REQUIREMENT> Write the line that includes "Extract the chart's" and all subsequent lines, exactly as written, and nothing more.
####################
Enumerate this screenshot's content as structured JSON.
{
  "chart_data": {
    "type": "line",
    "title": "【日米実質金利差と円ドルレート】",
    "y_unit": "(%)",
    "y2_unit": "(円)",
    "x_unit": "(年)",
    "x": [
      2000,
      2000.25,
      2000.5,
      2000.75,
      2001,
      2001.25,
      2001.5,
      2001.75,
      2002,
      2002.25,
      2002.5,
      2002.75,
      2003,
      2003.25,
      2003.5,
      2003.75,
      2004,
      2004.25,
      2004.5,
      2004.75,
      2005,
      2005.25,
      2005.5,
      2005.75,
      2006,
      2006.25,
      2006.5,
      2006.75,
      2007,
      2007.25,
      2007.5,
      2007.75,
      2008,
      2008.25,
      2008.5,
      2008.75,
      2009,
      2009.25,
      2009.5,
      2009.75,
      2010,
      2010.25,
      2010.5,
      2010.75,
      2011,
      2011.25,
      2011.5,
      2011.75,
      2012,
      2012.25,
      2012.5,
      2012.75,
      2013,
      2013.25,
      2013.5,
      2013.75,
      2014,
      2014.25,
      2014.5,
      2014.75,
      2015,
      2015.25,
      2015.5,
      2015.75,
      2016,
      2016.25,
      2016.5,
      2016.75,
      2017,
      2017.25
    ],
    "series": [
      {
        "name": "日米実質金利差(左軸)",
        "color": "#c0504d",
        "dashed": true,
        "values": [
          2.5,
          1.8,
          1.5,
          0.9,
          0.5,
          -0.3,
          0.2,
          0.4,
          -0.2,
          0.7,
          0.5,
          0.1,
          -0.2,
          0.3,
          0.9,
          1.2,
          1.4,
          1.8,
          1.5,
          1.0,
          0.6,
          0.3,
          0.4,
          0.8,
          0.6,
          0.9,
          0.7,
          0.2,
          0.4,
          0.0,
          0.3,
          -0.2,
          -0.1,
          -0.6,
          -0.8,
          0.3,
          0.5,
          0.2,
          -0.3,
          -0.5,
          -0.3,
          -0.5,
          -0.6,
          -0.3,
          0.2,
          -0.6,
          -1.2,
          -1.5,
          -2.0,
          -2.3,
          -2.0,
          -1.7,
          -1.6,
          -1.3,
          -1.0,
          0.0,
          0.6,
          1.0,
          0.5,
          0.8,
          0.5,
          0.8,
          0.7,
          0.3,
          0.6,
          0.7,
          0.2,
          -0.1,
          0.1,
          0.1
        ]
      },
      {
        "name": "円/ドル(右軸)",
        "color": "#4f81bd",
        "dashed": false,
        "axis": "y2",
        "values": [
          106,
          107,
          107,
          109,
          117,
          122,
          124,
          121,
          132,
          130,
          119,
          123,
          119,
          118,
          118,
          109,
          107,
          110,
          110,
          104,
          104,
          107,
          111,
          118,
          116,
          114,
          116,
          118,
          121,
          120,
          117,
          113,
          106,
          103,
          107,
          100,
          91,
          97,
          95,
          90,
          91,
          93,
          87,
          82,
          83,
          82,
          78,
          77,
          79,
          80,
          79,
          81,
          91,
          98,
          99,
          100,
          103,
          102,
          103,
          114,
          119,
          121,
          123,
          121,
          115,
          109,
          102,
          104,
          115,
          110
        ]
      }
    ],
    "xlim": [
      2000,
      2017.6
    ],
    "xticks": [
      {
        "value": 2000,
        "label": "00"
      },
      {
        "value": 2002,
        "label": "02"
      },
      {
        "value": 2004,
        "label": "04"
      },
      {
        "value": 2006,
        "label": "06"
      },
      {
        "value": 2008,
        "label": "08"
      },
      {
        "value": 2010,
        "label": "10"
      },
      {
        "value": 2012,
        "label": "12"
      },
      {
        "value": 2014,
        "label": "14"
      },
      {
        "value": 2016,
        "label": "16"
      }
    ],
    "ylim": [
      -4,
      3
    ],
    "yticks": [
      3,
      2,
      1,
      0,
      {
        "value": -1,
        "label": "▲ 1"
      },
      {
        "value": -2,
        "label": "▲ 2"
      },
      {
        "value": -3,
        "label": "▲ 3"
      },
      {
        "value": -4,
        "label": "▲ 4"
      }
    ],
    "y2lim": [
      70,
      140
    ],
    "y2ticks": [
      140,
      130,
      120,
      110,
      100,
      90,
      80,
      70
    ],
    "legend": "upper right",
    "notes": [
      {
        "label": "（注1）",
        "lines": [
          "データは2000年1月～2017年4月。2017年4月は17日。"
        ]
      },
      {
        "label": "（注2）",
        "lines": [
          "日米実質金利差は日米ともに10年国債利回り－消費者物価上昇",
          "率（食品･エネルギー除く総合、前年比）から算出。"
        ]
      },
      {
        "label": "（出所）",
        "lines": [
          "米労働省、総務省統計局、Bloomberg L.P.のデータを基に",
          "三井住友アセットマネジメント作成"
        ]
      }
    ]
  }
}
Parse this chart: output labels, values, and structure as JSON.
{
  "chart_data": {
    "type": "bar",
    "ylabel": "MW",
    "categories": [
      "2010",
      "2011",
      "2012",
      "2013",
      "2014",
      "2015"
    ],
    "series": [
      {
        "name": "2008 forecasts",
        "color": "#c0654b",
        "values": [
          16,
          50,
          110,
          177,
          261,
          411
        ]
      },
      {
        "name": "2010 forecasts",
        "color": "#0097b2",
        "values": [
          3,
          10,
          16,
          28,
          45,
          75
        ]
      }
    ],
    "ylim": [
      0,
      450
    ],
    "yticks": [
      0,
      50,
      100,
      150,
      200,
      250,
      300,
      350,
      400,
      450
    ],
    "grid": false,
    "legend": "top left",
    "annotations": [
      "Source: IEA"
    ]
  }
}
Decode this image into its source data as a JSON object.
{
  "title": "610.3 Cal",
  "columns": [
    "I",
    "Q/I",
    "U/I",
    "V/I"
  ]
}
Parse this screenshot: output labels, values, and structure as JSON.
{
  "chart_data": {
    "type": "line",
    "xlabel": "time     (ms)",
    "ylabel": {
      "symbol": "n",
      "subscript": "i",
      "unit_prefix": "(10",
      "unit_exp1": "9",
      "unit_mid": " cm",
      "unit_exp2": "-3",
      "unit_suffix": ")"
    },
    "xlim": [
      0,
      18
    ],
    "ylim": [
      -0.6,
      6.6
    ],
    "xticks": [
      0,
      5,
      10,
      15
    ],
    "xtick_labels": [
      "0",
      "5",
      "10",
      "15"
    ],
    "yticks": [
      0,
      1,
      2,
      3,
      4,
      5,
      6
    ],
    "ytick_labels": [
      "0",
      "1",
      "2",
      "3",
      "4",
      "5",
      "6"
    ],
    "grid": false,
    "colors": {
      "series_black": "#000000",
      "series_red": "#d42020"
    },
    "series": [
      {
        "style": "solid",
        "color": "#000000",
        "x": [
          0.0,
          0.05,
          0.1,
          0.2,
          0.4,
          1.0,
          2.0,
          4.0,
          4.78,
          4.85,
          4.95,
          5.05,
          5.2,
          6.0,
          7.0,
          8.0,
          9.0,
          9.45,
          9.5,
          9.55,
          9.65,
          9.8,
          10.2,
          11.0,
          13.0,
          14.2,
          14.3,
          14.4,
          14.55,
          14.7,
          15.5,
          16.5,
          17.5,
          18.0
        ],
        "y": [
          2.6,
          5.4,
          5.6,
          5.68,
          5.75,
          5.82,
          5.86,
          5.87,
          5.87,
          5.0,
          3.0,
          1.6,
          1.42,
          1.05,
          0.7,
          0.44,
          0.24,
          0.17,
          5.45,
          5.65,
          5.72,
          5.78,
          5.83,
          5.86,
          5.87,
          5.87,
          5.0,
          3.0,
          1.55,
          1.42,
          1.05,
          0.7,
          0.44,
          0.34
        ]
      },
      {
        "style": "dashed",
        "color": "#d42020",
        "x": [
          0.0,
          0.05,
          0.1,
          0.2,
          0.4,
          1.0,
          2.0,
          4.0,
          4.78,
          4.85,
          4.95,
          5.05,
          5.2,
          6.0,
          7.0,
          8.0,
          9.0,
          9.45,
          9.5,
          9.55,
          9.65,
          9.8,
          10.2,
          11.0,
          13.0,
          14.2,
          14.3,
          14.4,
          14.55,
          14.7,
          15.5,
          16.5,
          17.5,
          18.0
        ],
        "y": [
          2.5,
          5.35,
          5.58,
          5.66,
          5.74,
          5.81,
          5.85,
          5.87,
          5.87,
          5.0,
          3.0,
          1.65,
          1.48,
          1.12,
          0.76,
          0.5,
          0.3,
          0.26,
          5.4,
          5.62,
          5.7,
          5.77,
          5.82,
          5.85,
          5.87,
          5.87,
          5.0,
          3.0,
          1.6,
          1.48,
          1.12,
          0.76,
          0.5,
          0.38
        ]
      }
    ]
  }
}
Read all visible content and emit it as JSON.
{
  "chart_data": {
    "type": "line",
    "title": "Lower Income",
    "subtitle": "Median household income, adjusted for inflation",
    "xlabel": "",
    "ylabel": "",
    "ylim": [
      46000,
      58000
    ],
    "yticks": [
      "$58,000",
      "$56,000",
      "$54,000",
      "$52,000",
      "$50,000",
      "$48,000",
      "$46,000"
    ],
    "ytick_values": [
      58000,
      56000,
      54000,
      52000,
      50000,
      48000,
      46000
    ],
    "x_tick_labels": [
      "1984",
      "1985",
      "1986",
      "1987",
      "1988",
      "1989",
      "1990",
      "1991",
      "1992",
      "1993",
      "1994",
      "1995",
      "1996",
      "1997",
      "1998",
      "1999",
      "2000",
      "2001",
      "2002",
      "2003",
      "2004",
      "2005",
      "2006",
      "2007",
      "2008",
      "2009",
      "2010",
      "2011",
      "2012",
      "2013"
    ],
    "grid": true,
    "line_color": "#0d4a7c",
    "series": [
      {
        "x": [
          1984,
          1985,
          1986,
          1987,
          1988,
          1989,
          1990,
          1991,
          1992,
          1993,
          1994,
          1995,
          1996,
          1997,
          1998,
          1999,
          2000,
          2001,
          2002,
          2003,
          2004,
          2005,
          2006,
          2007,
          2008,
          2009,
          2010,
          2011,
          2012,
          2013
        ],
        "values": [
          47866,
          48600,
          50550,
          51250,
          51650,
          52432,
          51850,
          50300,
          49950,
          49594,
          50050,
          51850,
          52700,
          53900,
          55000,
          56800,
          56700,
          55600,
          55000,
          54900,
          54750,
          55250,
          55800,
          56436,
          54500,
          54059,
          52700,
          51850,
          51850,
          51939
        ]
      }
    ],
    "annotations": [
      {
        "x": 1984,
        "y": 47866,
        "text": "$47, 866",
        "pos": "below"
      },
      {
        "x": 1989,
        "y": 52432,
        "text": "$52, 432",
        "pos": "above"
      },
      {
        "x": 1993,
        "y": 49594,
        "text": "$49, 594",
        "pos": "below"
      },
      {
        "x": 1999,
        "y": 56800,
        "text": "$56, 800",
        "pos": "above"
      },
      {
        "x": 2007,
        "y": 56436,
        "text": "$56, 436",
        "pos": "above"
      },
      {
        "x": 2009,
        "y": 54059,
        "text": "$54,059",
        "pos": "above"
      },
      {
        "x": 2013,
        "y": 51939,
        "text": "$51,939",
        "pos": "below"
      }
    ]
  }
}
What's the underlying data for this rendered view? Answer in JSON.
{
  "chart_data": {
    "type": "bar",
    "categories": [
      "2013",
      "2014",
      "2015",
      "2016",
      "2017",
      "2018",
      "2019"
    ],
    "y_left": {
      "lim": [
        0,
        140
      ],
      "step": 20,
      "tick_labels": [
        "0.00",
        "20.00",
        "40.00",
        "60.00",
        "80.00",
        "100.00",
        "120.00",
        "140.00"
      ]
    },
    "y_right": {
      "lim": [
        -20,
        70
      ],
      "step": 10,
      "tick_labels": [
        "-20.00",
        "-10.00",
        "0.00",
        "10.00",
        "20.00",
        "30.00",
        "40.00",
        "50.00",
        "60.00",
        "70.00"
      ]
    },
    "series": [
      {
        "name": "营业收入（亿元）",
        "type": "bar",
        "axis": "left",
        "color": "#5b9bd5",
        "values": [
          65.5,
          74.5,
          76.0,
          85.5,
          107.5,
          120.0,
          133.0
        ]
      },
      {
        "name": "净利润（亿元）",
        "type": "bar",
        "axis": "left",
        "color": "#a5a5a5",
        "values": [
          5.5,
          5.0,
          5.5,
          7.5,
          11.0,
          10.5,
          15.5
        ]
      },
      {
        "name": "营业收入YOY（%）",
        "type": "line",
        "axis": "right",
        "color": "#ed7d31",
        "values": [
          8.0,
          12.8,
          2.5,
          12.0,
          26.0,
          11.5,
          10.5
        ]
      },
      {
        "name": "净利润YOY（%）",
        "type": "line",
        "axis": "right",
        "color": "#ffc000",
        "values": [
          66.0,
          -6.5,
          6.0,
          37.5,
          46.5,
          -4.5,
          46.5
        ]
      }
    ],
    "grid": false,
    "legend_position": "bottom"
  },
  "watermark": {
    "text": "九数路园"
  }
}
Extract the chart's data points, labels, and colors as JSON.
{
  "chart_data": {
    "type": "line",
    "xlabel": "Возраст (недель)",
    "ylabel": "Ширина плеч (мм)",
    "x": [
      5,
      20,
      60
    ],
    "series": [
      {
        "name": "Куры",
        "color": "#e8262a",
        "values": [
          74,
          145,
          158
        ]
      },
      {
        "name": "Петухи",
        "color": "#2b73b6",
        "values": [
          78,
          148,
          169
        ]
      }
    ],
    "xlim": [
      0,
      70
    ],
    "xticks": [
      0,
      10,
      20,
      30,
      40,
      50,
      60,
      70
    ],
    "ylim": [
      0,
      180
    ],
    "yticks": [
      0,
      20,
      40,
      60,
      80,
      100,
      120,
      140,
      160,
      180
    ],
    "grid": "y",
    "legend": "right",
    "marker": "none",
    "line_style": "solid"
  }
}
####################
RESPONSE TO THIS EXERCISE>
Extract the chart's data points, labels, and colors as JSON.
{
  "chart_data": {
    "type": "line",
    "xlabel": "Возраст (недель)",
    "ylabel": "Ширина плеч (мм)",
    "x": [
      5,
      20,
      60
    ],
    "series": [
      {
        "name": "Куры",
        "color": "#e8262a",
        "values": [
          74,
          145,
          158
        ]
      },
      {
        "name": "Петухи",
        "color": "#2b73b6",
        "values": [
          78,
          148,
          169
        ]
      }
    ],
    "xlim": [
      0,
      70
    ],
    "xticks": [
      0,
      10,
      20,
      30,
      40,
      50,
      60,
      70
    ],
    "ylim": [
      0,
      180
    ],
    "yticks": [
      0,
      20,
      40,
      60,
      80,
      100,
      120,
      140,
      160,
      180
    ],
    "grid": "y",
    "legend": "right",
    "marker": "none",
    "line_style": "solid"
  }
}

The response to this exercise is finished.